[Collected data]
-*-*-

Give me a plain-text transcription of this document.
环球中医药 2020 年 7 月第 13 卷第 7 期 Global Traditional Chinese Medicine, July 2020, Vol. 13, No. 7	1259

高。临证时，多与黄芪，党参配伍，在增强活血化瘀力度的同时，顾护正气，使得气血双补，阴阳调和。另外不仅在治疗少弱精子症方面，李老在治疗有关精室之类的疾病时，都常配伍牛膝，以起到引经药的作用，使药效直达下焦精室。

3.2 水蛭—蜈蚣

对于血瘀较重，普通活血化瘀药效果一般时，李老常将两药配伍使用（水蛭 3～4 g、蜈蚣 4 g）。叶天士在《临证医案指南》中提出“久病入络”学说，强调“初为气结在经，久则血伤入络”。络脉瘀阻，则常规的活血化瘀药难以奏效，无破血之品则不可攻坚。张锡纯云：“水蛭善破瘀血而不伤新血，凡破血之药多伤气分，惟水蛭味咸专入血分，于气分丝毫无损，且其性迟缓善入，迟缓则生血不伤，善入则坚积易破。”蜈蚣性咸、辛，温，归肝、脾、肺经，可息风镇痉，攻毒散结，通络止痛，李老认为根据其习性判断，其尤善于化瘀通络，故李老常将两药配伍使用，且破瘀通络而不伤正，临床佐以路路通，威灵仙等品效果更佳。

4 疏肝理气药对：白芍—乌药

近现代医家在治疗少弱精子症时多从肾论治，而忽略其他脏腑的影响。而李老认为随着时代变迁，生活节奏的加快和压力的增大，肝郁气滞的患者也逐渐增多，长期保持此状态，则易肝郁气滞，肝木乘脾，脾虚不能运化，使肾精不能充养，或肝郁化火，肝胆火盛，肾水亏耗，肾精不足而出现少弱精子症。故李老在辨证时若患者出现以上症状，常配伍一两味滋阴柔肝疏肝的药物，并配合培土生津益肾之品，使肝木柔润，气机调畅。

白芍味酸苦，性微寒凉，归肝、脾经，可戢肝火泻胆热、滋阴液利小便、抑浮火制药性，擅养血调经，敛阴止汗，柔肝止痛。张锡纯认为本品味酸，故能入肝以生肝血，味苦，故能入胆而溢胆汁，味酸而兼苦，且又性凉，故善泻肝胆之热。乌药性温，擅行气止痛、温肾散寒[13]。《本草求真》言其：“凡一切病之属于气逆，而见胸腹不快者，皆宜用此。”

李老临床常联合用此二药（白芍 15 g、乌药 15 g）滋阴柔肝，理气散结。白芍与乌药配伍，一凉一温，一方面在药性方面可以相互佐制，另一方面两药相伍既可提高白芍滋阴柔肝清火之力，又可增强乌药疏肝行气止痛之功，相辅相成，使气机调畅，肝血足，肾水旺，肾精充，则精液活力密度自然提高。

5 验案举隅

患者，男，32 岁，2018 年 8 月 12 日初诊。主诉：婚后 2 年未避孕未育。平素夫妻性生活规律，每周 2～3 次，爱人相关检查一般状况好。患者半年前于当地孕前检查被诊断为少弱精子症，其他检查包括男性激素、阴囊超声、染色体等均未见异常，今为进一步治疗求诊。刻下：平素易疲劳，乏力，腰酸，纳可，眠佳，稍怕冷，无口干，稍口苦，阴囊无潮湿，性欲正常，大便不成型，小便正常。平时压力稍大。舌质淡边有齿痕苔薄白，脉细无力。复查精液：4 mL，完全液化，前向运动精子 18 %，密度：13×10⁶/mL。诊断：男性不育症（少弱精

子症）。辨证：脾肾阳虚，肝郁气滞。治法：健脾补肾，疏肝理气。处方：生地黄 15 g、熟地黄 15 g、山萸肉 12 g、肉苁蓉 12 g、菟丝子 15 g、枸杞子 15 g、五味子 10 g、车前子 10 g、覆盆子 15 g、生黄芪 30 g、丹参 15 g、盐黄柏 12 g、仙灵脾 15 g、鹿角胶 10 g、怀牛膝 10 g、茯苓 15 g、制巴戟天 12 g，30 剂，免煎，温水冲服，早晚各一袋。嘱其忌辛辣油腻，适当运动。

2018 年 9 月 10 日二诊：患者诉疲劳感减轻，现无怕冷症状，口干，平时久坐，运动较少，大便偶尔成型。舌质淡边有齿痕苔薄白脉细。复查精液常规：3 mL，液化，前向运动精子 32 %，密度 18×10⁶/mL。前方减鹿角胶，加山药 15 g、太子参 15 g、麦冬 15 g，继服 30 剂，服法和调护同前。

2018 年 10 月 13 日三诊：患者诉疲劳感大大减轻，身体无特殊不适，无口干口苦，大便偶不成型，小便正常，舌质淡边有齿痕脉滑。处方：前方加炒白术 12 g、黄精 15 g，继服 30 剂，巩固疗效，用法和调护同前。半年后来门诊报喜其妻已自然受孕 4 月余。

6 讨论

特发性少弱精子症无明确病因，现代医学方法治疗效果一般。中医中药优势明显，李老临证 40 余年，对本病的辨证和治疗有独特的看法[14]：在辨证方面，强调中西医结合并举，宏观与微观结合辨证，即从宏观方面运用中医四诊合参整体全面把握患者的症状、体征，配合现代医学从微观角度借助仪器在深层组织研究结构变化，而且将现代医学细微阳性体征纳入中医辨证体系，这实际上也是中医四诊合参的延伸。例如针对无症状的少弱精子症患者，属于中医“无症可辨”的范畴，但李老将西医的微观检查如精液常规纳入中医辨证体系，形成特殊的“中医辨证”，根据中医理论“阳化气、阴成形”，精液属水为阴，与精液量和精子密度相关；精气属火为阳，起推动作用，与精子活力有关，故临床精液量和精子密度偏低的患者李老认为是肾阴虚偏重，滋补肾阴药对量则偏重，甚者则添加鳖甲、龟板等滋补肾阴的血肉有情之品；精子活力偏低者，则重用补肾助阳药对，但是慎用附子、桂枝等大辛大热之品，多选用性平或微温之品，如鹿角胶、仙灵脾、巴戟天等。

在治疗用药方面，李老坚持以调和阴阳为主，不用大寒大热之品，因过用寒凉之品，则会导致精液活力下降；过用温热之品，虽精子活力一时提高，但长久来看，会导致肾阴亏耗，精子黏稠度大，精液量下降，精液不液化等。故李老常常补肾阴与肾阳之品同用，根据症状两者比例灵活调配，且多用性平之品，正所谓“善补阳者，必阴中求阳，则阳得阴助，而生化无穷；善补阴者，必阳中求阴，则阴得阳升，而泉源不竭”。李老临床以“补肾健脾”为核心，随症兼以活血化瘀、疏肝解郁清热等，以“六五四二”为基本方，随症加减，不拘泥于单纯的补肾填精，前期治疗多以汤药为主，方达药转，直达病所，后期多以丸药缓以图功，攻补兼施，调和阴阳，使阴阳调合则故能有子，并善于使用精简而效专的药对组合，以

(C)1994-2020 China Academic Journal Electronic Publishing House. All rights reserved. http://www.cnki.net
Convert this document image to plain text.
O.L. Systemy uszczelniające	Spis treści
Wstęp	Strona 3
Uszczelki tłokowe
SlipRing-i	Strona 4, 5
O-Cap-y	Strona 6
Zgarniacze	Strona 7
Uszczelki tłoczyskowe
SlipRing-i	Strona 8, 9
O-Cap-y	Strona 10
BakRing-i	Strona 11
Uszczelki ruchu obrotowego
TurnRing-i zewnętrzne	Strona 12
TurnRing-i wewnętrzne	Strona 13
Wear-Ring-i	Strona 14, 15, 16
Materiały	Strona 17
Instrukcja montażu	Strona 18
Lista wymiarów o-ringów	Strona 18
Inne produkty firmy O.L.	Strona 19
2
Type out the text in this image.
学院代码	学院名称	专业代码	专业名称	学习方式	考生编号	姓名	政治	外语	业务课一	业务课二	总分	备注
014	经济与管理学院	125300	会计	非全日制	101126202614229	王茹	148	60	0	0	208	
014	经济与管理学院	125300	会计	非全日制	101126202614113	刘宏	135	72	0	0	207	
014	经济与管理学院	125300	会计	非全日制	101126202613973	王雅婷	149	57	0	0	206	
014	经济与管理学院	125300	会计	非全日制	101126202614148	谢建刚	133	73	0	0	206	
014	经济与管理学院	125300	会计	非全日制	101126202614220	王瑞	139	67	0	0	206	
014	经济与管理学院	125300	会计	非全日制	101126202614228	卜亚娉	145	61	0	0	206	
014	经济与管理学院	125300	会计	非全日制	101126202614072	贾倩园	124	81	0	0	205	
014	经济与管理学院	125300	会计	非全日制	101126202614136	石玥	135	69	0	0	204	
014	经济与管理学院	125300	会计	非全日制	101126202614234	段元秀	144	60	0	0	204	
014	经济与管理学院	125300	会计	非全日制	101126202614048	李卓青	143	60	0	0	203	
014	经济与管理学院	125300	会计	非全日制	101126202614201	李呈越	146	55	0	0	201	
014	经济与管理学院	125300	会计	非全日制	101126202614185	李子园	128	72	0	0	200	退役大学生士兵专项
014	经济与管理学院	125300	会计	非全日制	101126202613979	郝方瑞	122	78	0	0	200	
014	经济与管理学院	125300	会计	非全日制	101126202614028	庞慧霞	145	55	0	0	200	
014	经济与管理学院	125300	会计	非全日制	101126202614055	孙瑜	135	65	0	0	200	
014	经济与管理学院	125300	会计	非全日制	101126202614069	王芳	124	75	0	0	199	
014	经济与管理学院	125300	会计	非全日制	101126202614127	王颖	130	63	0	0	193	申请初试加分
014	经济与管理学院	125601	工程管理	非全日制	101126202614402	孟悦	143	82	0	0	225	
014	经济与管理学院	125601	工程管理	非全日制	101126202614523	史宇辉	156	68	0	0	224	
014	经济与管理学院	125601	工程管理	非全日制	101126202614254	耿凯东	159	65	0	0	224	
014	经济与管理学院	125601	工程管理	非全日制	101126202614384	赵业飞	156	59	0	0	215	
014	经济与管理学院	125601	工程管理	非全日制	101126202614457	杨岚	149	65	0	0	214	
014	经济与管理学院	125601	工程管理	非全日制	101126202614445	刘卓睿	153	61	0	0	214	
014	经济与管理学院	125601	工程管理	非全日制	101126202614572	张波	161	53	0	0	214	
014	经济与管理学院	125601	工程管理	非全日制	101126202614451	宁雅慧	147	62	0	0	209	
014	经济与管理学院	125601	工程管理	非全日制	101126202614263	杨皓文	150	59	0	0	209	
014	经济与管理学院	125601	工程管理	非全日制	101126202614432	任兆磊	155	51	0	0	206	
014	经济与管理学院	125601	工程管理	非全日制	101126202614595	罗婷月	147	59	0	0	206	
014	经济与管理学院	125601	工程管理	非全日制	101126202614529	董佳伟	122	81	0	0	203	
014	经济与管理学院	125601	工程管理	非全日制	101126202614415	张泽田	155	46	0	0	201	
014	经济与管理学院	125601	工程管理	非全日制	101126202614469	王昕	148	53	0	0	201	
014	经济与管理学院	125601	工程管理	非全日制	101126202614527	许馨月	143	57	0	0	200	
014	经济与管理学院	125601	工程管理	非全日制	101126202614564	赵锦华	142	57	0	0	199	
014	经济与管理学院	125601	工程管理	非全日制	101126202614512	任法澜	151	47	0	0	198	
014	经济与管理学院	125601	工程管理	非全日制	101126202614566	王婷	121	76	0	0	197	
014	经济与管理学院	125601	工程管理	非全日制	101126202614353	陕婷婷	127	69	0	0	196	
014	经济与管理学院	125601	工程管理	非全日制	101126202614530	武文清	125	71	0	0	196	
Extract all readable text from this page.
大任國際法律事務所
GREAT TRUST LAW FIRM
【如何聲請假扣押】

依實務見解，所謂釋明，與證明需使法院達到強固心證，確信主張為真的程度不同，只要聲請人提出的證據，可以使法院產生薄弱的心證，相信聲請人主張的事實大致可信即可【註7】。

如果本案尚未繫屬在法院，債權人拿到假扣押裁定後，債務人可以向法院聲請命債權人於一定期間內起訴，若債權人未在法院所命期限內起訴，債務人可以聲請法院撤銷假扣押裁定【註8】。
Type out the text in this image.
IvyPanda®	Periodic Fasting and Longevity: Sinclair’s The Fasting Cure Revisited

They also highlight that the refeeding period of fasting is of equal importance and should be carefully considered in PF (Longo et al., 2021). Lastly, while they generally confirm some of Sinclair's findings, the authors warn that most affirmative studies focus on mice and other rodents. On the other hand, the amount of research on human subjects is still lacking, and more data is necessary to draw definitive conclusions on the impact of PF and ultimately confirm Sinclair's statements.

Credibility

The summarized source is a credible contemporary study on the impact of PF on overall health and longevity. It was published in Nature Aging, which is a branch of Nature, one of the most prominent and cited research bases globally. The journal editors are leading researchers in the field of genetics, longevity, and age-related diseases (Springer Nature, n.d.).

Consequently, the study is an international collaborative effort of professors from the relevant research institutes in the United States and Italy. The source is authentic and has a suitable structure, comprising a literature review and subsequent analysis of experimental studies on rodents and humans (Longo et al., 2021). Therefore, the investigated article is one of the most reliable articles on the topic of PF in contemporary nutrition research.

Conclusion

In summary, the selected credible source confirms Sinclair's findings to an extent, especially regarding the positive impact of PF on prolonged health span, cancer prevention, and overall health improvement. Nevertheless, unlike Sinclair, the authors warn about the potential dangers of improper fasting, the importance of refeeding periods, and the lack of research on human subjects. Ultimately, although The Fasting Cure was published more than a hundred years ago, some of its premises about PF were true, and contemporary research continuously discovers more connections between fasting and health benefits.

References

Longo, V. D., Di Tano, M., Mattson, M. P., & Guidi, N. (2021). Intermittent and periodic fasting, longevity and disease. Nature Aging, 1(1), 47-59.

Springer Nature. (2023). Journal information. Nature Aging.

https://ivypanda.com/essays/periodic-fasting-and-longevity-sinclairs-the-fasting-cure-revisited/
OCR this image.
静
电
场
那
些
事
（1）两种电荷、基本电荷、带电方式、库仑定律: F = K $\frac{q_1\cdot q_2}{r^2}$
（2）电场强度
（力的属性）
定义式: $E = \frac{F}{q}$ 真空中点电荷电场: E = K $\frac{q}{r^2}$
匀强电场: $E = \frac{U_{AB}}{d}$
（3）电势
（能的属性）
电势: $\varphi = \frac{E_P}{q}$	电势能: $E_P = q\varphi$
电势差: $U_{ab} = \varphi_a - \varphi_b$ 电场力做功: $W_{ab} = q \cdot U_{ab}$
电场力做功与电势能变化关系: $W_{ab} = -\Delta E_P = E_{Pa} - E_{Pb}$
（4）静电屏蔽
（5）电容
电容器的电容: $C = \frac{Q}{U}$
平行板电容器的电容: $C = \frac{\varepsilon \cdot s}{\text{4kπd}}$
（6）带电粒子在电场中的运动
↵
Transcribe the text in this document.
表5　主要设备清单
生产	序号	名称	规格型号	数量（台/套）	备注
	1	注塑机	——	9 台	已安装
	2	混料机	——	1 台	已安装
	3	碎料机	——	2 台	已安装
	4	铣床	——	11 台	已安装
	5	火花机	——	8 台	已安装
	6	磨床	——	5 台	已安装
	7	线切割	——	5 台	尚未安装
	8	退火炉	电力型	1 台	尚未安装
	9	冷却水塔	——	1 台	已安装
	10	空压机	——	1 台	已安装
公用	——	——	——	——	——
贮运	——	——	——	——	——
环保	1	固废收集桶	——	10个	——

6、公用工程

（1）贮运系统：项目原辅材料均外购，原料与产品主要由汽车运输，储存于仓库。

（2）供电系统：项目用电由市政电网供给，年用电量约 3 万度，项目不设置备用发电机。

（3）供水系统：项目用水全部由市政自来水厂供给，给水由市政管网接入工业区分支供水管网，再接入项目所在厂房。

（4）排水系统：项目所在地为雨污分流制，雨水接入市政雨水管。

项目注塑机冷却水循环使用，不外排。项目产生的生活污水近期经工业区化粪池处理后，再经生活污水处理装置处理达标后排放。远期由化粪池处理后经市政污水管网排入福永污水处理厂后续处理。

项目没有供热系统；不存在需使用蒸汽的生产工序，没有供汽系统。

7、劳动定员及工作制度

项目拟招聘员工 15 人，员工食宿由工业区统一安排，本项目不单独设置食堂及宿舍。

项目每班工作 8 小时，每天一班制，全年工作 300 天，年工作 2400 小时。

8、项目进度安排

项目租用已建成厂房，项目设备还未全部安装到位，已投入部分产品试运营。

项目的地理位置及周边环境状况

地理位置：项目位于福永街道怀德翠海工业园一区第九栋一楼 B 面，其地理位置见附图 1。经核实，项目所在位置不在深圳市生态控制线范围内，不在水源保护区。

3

-*-*-

:: Your goal ::
Locate the word "studies" in the data above. Copy every line carrying it.

:: Solution to the problem ::
They also highlight that the refeeding period of fasting is of equal importance and should be carefully considered in PF (Longo et al., 2021). Lastly, while they generally confirm some of Sinclair's findings, the authors warn that most affirmative studies focus on mice and other rodents. On the other hand, the amount of research on human subjects is still lacking, and more data is necessary to draw definitive conclusions on the impact of PF and ultimately confirm Sinclair's statements.
Consequently, the study is an international collaborative effort of professors from the relevant research institutes in the United States and Italy. The source is authentic and has a suitable structure, comprising a literature review and subsequent analysis of experimental studies on rodents and humans (Longo et al., 2021). Therefore, the investigated article is one of the most reliable articles on the topic of PF in contemporary nutrition research.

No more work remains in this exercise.